··· DATA FOR THIS EXERCISE

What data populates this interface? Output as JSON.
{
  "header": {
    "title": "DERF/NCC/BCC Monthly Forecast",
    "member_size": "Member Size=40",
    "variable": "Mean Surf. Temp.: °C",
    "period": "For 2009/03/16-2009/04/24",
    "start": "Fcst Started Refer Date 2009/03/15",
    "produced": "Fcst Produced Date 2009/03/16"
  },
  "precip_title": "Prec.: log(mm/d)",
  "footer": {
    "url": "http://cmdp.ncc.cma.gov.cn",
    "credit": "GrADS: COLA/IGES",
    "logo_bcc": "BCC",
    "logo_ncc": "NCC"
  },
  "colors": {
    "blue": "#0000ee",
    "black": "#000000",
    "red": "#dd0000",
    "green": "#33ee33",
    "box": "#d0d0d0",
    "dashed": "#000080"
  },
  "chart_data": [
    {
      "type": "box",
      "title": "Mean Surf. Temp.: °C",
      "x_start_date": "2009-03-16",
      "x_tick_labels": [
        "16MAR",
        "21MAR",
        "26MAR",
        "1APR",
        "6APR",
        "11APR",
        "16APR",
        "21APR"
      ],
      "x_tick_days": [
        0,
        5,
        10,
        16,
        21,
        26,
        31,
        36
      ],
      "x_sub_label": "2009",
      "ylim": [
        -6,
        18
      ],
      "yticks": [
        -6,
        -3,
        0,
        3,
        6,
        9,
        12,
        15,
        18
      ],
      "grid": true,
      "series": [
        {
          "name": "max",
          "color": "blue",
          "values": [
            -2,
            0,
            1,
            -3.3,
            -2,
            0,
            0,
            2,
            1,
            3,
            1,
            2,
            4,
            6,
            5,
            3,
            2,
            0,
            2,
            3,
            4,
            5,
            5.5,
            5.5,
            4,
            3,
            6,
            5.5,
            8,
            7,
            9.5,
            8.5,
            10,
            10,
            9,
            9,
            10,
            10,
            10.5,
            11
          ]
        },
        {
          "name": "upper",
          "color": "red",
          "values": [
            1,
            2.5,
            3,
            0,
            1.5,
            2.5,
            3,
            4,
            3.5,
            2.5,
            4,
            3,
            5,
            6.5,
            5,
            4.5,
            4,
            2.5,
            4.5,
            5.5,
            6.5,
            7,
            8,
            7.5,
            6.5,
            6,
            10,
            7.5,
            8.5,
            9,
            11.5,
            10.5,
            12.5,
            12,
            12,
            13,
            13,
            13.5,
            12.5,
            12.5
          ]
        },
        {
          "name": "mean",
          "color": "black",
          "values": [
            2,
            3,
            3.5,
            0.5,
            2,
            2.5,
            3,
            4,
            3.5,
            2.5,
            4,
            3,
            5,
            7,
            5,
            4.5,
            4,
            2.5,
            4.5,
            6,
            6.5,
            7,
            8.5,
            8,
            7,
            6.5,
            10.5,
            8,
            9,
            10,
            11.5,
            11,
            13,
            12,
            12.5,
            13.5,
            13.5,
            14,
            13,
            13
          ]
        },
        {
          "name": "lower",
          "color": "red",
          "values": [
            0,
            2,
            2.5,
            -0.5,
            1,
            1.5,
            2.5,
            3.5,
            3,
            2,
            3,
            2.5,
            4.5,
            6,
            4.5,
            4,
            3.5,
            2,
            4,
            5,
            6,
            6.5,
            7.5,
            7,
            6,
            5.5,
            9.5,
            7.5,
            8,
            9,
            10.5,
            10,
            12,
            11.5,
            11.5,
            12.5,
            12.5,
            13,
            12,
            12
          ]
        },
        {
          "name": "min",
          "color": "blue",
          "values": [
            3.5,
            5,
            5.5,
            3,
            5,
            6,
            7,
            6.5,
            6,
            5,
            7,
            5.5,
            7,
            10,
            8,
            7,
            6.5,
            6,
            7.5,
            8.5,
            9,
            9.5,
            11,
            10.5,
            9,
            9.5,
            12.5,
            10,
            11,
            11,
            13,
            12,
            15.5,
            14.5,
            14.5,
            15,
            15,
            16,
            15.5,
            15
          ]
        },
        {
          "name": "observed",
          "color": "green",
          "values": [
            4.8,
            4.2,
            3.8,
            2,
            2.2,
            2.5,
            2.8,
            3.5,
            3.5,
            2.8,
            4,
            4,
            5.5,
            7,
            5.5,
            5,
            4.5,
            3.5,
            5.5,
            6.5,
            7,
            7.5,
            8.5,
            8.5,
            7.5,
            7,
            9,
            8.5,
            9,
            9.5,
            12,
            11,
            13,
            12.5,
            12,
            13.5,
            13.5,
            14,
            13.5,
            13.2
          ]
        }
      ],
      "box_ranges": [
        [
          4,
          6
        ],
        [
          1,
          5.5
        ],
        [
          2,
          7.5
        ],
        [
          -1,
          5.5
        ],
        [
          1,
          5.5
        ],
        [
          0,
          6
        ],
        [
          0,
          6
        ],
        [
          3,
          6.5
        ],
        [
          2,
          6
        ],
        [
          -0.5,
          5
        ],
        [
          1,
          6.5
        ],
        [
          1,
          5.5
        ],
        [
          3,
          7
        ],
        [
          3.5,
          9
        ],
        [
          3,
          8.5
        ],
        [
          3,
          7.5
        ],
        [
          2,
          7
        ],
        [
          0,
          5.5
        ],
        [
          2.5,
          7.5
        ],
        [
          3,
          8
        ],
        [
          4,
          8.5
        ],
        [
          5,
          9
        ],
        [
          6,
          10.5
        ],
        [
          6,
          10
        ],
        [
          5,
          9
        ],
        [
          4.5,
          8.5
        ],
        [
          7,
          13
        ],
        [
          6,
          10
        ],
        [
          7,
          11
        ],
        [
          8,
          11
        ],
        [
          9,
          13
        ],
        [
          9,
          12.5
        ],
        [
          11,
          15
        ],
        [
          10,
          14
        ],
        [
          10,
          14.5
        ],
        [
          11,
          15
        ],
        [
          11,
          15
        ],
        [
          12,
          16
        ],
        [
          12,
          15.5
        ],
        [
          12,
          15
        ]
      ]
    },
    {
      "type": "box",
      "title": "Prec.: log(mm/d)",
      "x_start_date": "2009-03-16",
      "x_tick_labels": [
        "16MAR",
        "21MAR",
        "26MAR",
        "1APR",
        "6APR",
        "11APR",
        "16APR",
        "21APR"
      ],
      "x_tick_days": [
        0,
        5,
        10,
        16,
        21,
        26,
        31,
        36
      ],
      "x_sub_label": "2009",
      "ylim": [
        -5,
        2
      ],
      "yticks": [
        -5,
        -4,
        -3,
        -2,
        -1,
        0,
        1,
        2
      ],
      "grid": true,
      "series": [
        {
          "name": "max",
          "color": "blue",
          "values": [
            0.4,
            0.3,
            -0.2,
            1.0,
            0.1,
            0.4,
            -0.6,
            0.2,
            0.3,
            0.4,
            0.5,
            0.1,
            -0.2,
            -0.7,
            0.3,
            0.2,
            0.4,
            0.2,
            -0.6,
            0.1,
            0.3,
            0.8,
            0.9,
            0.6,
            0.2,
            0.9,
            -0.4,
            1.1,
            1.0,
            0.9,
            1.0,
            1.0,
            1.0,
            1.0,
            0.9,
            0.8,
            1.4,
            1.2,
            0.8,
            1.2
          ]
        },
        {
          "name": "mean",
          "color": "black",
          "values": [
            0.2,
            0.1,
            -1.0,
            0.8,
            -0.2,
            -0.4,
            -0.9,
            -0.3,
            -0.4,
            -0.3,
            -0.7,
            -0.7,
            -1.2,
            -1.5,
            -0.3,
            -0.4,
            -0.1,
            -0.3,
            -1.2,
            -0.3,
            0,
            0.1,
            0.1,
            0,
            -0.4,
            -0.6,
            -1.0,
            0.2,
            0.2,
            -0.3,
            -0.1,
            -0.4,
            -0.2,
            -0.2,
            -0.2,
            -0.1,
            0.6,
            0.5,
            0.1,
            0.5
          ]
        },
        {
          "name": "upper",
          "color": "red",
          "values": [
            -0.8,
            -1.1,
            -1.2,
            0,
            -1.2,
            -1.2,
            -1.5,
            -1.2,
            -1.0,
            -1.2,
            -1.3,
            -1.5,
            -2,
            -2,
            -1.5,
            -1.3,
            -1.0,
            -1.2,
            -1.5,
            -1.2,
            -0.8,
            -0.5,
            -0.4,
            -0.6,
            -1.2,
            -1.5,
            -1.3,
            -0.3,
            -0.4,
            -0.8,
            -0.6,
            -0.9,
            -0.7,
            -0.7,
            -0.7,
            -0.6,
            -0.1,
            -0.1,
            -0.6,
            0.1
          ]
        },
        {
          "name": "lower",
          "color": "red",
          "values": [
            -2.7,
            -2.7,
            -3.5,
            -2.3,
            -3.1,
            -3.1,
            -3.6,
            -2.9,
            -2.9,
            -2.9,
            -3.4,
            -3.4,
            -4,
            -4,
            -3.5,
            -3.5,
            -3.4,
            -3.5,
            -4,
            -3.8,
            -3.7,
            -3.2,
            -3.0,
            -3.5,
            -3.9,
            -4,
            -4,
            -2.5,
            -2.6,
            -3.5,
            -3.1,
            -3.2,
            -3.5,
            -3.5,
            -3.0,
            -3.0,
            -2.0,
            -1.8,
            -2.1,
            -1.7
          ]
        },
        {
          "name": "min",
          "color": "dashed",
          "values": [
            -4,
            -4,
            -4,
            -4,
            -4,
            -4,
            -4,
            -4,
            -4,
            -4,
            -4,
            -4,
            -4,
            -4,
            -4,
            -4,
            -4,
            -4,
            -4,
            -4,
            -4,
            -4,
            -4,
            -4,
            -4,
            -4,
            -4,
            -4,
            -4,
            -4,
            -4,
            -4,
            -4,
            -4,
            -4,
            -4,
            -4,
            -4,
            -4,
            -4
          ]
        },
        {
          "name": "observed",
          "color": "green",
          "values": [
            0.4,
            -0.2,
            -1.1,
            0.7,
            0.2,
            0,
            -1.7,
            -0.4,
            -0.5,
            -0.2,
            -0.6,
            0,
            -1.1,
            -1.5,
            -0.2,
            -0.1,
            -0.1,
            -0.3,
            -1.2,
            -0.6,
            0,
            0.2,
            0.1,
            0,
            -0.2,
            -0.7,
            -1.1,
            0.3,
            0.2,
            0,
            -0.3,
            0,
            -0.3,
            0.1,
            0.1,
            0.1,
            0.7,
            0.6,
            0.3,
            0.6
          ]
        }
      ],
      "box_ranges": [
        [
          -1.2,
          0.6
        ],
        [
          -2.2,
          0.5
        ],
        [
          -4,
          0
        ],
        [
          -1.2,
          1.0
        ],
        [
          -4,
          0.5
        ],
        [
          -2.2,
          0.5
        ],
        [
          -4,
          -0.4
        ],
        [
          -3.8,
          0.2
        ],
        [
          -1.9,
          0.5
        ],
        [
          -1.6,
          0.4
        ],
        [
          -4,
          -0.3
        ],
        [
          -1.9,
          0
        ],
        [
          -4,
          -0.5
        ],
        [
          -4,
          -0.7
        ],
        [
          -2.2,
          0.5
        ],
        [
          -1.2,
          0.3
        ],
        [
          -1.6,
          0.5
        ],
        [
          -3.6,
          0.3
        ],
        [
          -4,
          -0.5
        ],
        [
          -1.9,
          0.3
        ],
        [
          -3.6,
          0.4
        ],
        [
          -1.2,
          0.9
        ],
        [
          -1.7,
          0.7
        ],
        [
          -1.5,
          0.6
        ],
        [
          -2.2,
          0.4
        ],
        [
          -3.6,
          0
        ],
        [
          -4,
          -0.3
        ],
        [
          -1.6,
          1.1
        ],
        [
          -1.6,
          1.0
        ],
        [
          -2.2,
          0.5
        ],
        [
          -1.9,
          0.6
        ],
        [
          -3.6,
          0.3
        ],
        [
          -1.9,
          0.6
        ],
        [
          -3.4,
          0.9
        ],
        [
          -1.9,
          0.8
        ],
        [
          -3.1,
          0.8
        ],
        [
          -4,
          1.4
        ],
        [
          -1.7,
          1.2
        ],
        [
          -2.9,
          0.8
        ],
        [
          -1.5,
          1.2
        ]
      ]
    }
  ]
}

······

Return every line containing "Surf".

    "variable": "Mean Surf. Temp.: °C",
      "title": "Mean Surf. Temp.: °C",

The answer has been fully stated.